WHAT IS REQUIRED:
Copy out each line containing "none" from the entries below.

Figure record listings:
** Begin **

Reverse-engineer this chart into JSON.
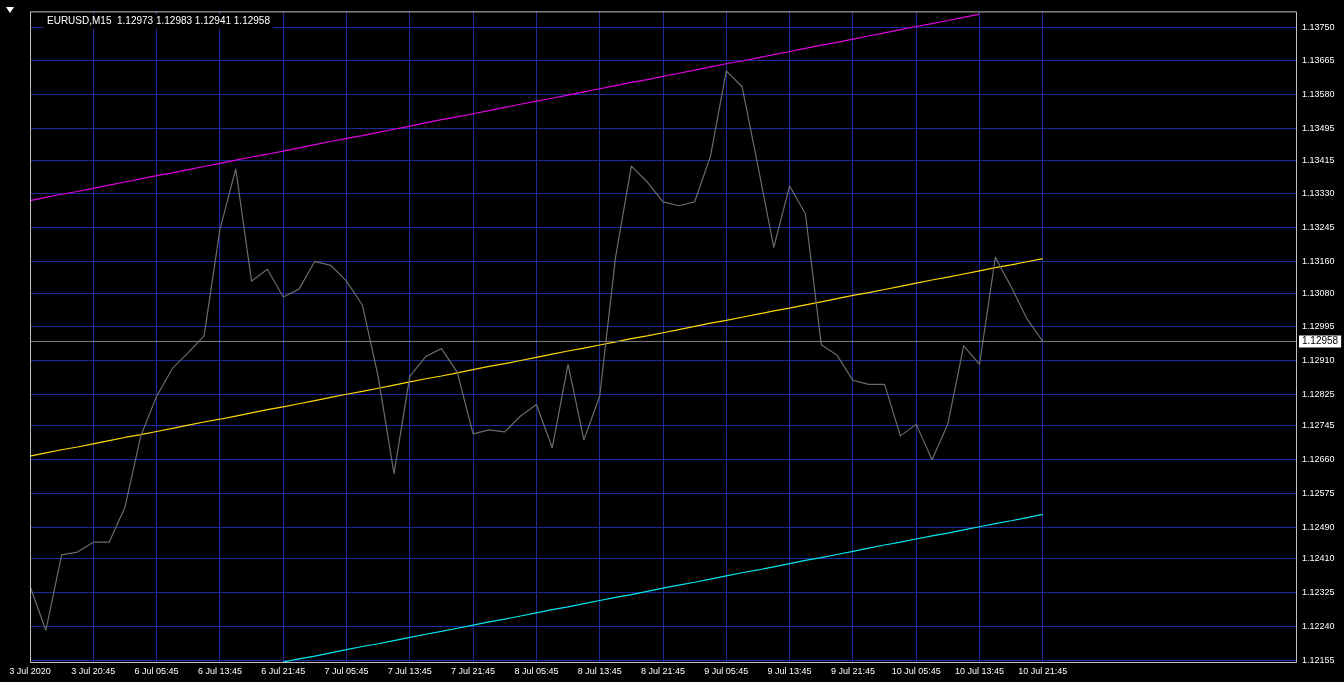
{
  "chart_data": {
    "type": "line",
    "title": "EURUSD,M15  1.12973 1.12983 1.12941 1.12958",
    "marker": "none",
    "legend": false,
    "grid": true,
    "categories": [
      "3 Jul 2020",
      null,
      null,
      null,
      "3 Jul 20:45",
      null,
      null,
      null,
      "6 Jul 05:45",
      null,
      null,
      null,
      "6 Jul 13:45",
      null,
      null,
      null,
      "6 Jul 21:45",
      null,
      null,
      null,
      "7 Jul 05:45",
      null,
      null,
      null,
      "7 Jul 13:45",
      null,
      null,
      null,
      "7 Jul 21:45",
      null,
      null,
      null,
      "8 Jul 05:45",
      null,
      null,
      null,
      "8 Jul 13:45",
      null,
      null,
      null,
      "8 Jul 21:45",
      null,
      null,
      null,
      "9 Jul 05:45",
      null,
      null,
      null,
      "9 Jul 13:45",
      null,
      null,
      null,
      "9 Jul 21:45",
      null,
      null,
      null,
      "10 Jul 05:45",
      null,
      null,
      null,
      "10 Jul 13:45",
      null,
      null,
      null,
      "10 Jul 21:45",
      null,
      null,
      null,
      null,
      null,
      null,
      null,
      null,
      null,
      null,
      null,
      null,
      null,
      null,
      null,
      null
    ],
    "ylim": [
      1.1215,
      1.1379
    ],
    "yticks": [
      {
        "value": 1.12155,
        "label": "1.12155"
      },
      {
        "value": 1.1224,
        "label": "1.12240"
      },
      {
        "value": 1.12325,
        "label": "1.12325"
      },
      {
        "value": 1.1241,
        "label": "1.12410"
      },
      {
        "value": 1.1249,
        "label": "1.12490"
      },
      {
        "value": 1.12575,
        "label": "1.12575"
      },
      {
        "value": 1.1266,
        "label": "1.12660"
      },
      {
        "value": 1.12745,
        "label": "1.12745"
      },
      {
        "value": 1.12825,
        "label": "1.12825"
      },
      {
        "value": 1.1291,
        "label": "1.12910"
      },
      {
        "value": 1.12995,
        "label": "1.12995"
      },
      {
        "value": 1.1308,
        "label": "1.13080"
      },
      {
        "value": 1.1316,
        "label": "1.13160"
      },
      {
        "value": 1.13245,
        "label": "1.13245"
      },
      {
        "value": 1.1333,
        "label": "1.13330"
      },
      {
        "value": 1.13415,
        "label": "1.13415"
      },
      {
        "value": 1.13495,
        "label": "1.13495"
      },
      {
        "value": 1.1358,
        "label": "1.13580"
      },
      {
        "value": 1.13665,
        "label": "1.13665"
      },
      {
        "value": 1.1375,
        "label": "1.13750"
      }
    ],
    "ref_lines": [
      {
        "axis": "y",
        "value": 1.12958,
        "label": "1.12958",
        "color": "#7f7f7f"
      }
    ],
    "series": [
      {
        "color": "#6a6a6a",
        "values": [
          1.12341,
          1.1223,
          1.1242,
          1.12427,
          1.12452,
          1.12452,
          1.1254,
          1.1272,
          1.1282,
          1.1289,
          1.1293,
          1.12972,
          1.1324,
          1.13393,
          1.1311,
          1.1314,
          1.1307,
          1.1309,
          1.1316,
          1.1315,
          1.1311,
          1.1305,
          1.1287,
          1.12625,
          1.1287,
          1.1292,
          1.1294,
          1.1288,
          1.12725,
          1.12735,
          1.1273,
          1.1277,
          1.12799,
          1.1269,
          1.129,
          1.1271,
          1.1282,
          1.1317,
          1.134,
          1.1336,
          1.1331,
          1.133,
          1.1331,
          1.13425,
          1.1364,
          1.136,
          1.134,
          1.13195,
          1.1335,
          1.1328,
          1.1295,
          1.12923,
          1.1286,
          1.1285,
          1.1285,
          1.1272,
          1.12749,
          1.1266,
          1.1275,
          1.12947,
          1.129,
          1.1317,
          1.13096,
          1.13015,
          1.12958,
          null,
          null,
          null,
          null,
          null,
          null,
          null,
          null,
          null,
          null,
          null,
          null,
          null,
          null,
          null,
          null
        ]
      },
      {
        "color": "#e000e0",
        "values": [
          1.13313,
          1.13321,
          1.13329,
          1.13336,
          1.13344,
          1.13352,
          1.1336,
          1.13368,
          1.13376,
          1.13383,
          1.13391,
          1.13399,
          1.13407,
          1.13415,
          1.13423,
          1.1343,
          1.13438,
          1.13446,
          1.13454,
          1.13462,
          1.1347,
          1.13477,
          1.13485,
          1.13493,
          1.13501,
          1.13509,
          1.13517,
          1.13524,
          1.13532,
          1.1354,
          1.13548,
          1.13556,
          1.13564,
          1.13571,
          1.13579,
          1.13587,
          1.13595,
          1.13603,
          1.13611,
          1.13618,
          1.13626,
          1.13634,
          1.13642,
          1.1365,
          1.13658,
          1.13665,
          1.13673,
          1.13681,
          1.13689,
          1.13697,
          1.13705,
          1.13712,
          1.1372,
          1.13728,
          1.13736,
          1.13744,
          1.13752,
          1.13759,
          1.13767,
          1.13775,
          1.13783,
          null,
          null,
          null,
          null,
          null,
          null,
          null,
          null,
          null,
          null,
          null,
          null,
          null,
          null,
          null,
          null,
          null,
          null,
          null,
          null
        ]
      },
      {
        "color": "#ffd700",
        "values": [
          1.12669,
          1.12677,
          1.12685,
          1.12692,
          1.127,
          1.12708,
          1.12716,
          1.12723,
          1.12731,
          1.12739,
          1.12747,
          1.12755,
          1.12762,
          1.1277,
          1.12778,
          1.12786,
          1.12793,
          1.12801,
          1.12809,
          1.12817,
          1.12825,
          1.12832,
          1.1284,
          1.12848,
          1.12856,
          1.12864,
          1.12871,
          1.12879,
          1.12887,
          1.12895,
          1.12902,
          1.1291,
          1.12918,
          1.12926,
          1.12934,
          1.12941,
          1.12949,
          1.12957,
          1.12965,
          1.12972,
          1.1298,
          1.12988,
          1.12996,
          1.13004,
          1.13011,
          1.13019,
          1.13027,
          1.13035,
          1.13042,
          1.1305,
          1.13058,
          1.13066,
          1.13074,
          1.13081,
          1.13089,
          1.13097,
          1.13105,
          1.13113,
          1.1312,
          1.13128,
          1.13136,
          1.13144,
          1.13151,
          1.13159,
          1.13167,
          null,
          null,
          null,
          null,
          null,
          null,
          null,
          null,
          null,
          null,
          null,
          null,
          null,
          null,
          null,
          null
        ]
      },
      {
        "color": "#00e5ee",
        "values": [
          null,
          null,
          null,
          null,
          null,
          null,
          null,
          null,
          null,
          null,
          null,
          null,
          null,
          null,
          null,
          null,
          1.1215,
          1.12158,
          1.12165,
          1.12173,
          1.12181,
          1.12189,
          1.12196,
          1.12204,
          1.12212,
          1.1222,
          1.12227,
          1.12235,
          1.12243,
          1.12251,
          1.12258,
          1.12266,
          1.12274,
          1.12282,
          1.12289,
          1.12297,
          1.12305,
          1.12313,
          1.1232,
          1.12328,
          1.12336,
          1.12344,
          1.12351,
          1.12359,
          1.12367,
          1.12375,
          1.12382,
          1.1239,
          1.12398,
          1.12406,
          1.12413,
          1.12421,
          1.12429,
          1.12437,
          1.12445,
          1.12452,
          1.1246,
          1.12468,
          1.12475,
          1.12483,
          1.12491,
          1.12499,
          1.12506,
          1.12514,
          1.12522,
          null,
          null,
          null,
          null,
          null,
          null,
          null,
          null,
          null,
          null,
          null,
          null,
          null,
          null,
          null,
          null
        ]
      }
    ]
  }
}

** End **
** Begin **

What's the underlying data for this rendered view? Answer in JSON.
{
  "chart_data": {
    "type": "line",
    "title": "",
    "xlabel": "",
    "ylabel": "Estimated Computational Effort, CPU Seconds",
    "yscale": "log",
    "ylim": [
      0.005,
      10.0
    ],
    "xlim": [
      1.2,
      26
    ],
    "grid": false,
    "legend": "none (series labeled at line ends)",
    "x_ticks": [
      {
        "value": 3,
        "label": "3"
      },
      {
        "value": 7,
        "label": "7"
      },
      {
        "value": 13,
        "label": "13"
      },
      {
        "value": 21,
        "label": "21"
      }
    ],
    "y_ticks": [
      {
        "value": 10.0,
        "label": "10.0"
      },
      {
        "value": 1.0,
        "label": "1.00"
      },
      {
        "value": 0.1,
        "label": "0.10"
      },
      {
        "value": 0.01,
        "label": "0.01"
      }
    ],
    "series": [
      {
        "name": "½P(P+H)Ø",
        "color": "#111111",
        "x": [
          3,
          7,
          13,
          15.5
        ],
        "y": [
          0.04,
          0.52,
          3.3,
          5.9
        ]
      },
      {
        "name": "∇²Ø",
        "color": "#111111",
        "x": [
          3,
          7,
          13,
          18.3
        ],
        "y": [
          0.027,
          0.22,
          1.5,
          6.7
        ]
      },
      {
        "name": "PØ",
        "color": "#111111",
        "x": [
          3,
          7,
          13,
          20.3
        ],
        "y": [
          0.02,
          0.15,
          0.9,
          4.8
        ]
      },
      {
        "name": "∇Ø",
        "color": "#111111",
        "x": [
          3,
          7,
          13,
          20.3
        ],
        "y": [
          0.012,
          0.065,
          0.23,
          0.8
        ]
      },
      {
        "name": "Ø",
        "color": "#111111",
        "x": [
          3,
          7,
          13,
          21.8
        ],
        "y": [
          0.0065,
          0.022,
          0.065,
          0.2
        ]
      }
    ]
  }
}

** End **
** Begin **

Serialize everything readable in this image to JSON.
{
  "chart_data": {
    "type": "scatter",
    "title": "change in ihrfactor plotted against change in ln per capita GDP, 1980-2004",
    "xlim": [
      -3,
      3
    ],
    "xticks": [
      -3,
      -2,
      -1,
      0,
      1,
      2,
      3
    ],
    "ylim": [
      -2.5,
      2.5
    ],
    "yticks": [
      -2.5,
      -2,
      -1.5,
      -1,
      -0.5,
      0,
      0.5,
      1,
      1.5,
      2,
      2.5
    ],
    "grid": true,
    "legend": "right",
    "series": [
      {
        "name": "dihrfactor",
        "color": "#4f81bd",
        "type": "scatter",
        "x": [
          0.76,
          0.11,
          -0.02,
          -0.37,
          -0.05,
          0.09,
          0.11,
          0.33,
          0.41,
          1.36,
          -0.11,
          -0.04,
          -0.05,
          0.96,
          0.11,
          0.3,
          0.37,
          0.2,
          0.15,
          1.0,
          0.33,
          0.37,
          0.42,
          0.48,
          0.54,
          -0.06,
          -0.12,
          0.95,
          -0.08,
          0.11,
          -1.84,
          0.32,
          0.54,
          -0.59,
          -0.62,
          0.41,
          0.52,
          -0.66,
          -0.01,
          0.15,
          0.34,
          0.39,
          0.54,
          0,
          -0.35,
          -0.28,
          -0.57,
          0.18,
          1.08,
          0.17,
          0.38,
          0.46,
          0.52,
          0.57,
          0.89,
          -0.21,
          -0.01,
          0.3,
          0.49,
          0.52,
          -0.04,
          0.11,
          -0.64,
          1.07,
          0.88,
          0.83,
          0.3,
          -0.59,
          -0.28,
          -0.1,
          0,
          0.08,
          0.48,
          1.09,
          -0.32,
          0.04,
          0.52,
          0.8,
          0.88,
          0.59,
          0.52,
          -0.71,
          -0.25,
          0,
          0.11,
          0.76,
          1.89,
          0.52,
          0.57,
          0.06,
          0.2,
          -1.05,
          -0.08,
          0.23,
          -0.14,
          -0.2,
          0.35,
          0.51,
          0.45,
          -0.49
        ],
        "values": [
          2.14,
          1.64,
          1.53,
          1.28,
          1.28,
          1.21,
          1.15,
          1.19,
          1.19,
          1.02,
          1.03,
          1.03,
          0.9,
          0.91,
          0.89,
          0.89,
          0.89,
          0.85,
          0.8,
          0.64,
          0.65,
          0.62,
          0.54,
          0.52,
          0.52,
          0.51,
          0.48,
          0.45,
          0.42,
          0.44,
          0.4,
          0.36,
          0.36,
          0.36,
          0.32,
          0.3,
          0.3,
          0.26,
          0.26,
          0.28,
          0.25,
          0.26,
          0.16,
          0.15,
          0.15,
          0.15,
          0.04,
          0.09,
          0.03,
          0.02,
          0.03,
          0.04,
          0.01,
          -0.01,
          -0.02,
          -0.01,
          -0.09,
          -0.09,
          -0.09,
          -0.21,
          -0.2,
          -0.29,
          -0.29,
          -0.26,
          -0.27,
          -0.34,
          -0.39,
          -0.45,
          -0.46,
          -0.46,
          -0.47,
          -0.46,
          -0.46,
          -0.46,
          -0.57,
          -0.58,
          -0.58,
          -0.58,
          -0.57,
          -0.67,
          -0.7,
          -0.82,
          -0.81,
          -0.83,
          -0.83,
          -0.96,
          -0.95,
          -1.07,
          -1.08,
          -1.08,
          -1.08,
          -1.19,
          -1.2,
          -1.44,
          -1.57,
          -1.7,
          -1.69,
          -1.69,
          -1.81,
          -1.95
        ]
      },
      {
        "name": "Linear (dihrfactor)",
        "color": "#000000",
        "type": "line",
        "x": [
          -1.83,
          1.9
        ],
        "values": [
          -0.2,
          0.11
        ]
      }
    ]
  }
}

** End **

OUTPUT FOR THIS EXERCISE:
    "marker": "none",
    "legend": "none (series labeled at line ends)",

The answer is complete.